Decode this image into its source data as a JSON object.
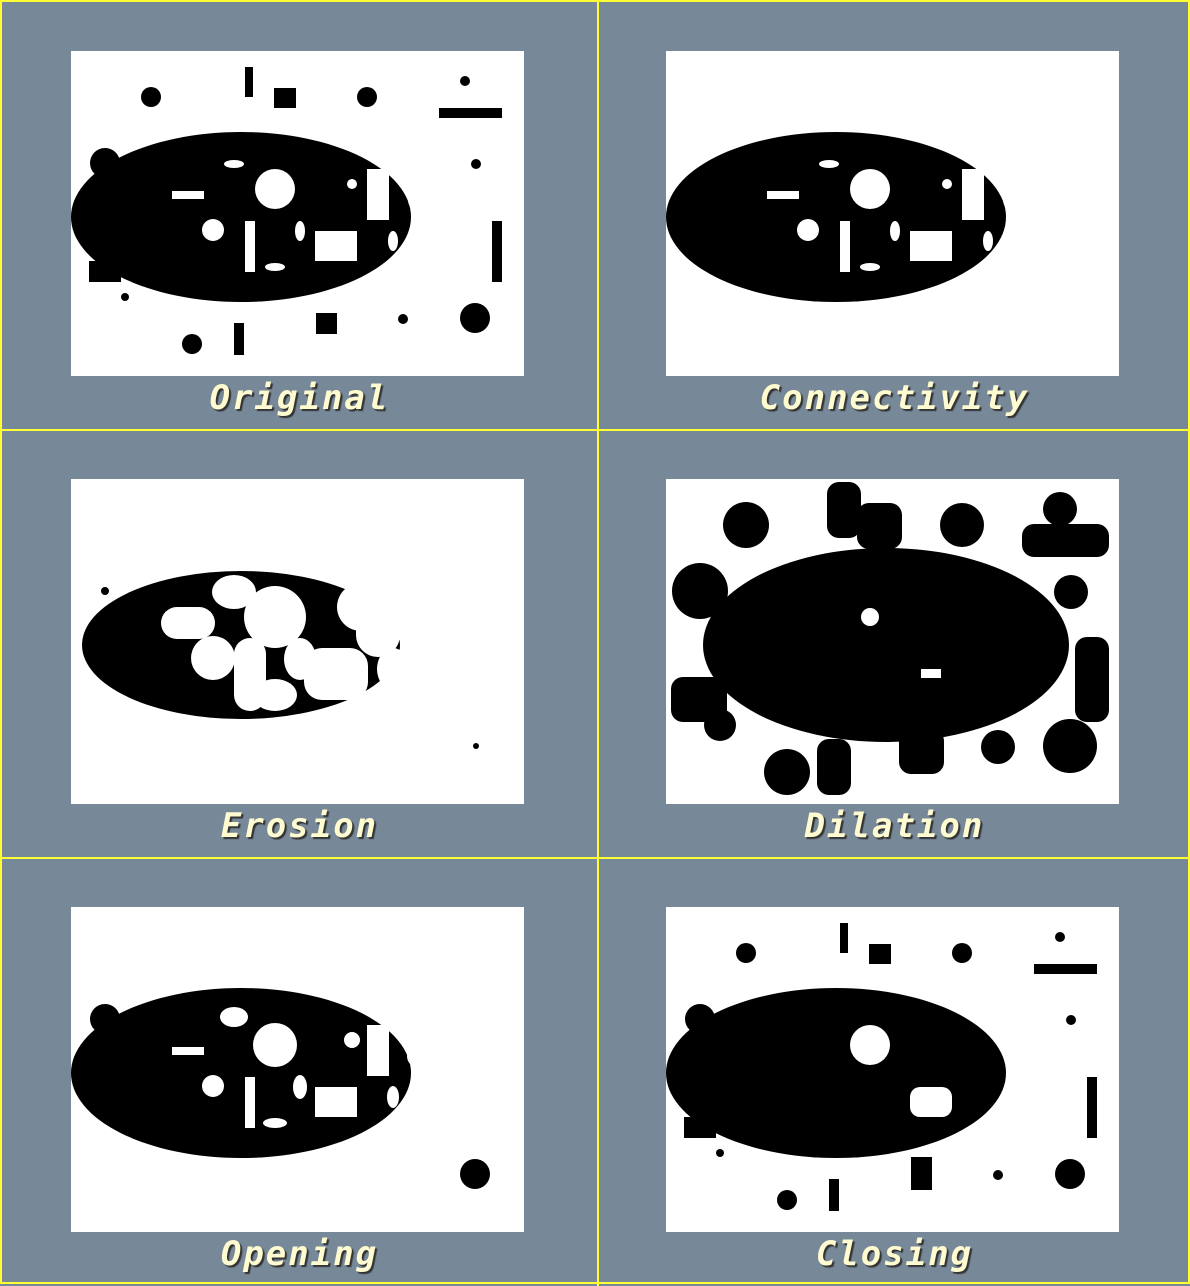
{
  "figure": {
    "background_color": "#778899",
    "grid_line_color": "#ffff33",
    "caption_color": "#fffbd0",
    "panels": [
      {
        "id": "original",
        "caption": "Original"
      },
      {
        "id": "connectivity",
        "caption": "Connectivity"
      },
      {
        "id": "erosion",
        "caption": "Erosion"
      },
      {
        "id": "dilation",
        "caption": "Dilation"
      },
      {
        "id": "opening",
        "caption": "Opening"
      },
      {
        "id": "closing",
        "caption": "Closing"
      }
    ]
  }
}
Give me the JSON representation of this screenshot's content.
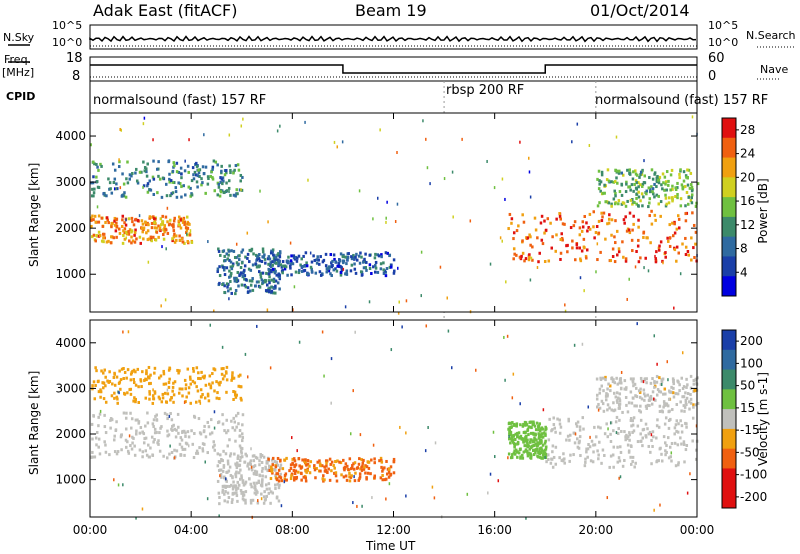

------------------------

*WHAT THE TASK ASKS:* The records above must be transcribed exactly. Pictures are left out of the copy.

*RESPONSE TO THE TASK:*
Decode this image into its source data as a JSON object.
{
  "figure": {
    "background_color": "#778899",
    "grid_line_color": "#ffff33",
    "caption_color": "#fffbd0",
    "panels": [
      {
        "id": "original",
        "caption": "Original"
      },
      {
        "id": "connectivity",
        "caption": "Connectivity"
      },
      {
        "id": "erosion",
        "caption": "Erosion"
      },
      {
        "id": "dilation",
        "caption": "Dilation"
      },
      {
        "id": "opening",
        "caption": "Opening"
      },
      {
        "id": "closing",
        "caption": "Closing"
      }
    ]
  }
}
Give me the JSON representation of this screenshot's content.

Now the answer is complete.